* _Task_
From the listing, collect all lines containing the word "JSON".

* _Recorded information_
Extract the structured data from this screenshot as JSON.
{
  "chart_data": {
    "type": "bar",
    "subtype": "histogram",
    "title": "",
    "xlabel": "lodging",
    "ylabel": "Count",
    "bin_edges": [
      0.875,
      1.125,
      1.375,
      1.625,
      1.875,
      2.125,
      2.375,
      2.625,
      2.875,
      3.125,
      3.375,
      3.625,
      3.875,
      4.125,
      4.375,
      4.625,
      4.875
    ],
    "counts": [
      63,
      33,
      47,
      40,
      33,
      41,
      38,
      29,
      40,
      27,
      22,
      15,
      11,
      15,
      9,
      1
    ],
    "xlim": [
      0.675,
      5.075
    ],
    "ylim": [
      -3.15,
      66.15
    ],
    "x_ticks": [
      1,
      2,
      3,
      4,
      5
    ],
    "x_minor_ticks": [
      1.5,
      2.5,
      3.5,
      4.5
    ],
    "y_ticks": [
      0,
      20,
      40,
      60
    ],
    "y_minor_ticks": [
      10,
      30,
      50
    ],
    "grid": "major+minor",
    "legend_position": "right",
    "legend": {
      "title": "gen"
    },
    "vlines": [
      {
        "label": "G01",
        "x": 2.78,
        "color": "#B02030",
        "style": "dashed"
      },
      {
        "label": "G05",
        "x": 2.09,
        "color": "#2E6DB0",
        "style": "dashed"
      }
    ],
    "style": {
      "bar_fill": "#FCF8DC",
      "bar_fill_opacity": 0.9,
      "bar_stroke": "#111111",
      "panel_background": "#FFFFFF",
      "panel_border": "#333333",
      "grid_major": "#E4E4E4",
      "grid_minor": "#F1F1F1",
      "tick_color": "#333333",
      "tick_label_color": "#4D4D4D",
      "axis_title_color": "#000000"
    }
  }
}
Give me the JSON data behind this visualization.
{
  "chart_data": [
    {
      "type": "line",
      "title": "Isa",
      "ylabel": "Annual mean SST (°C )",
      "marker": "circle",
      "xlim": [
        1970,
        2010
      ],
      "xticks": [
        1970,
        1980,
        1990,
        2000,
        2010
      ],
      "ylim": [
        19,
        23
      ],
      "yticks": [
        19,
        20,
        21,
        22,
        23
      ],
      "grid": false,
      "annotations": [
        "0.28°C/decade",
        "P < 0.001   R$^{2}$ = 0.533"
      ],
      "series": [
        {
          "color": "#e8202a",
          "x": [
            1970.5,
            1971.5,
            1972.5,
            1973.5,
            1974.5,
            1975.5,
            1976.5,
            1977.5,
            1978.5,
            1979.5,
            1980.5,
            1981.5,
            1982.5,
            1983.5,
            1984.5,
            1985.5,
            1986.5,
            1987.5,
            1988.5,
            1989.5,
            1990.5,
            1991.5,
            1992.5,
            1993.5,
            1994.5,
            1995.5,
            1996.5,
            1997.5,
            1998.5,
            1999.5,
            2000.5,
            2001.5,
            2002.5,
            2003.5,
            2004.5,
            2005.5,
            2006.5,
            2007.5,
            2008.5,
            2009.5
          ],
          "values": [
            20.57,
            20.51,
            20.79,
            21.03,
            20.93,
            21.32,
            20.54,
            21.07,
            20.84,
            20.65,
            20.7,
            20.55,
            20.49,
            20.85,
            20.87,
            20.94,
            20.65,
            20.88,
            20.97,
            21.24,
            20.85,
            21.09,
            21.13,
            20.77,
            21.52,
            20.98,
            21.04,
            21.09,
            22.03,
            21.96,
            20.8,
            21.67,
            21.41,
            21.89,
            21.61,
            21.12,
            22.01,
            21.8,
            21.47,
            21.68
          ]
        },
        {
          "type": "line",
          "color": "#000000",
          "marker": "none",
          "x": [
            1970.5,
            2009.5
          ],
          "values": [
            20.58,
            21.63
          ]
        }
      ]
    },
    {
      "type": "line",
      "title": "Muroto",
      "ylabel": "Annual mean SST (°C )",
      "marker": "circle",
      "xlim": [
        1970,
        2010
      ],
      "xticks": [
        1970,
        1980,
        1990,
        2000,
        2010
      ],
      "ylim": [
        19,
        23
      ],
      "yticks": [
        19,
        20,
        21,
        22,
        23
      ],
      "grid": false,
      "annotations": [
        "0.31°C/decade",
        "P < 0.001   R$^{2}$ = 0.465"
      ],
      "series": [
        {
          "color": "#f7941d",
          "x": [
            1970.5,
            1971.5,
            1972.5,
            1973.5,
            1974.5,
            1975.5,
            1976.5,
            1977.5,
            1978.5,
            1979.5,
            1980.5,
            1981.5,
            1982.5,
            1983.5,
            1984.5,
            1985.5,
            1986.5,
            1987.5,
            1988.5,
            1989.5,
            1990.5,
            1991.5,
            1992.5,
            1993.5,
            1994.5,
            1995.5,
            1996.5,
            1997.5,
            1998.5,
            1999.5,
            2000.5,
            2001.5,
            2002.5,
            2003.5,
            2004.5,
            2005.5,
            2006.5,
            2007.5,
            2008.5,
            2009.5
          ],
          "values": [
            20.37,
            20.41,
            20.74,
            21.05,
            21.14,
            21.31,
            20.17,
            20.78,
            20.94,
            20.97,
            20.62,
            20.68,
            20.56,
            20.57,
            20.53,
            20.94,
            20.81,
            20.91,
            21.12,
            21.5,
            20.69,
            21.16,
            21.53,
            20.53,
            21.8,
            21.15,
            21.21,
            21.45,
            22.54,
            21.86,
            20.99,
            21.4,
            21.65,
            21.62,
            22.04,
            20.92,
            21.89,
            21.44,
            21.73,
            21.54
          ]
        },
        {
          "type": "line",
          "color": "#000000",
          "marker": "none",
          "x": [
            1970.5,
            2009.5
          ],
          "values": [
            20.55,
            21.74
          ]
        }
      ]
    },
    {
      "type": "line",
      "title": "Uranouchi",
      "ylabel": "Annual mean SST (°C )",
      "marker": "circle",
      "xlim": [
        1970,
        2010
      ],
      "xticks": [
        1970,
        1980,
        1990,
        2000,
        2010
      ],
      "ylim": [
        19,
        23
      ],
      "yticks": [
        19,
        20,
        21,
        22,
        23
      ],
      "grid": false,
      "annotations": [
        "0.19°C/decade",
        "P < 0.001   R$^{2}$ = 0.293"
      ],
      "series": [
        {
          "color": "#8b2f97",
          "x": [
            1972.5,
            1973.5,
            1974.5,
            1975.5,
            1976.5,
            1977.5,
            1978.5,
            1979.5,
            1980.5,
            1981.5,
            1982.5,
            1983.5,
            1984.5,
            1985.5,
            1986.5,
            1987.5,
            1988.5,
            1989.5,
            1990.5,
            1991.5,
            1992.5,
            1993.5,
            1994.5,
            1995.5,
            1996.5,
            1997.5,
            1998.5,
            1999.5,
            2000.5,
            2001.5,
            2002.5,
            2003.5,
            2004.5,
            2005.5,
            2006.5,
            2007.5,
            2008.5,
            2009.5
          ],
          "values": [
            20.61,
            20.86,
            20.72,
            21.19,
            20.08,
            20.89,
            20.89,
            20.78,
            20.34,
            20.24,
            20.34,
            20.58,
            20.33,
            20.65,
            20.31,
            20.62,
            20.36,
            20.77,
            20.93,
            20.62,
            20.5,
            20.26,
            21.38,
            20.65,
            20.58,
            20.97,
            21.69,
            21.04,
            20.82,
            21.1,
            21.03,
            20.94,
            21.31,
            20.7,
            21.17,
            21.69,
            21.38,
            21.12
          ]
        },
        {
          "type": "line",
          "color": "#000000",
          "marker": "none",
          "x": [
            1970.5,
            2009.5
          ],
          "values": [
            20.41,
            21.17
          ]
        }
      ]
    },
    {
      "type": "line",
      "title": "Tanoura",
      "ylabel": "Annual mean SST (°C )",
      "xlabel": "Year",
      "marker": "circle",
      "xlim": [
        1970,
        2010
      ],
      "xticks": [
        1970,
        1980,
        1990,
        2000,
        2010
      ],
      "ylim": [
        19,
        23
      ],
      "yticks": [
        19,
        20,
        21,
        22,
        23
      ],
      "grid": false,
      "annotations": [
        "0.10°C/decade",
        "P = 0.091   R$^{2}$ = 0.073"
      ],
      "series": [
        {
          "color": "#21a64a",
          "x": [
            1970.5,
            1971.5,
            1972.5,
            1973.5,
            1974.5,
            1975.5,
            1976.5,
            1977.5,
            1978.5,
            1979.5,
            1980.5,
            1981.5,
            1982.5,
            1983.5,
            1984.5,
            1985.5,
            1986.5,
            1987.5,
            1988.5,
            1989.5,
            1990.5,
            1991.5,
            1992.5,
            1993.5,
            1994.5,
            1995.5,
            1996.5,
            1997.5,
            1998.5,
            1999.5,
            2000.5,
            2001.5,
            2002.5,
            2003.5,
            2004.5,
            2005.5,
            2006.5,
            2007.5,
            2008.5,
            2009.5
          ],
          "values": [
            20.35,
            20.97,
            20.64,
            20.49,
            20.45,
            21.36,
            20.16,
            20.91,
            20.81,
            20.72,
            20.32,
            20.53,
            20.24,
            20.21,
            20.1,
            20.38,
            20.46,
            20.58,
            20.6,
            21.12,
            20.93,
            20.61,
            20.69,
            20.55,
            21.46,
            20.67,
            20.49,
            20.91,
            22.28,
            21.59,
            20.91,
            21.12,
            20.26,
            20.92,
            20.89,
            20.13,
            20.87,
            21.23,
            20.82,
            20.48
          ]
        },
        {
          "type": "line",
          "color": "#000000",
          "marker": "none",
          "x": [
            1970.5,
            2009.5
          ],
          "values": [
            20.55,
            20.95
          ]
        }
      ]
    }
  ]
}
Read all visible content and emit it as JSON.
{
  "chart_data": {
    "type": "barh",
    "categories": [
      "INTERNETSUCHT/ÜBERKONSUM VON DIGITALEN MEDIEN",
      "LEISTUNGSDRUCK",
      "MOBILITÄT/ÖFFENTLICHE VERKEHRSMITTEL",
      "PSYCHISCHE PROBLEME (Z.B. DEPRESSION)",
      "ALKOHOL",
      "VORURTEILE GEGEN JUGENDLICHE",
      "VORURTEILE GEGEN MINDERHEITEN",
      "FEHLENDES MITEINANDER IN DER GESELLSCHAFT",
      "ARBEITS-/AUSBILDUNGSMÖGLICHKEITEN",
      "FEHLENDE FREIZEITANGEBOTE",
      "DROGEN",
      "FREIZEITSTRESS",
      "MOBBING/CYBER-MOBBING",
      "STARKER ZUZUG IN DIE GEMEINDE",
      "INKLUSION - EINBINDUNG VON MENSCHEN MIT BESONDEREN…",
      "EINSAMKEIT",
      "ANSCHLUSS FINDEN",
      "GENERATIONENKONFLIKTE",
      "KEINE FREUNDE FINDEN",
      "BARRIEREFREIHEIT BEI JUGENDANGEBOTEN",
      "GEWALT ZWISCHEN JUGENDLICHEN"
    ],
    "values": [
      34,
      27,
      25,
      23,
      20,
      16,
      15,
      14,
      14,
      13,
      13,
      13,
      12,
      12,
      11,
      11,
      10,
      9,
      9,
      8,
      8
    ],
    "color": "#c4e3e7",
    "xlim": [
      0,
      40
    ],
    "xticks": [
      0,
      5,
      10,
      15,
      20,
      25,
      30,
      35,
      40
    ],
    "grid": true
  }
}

* _Final result_
Extract the structured data from this screenshot as JSON.
Give me the JSON data behind this visualization.
Read all visible content and emit it as JSON.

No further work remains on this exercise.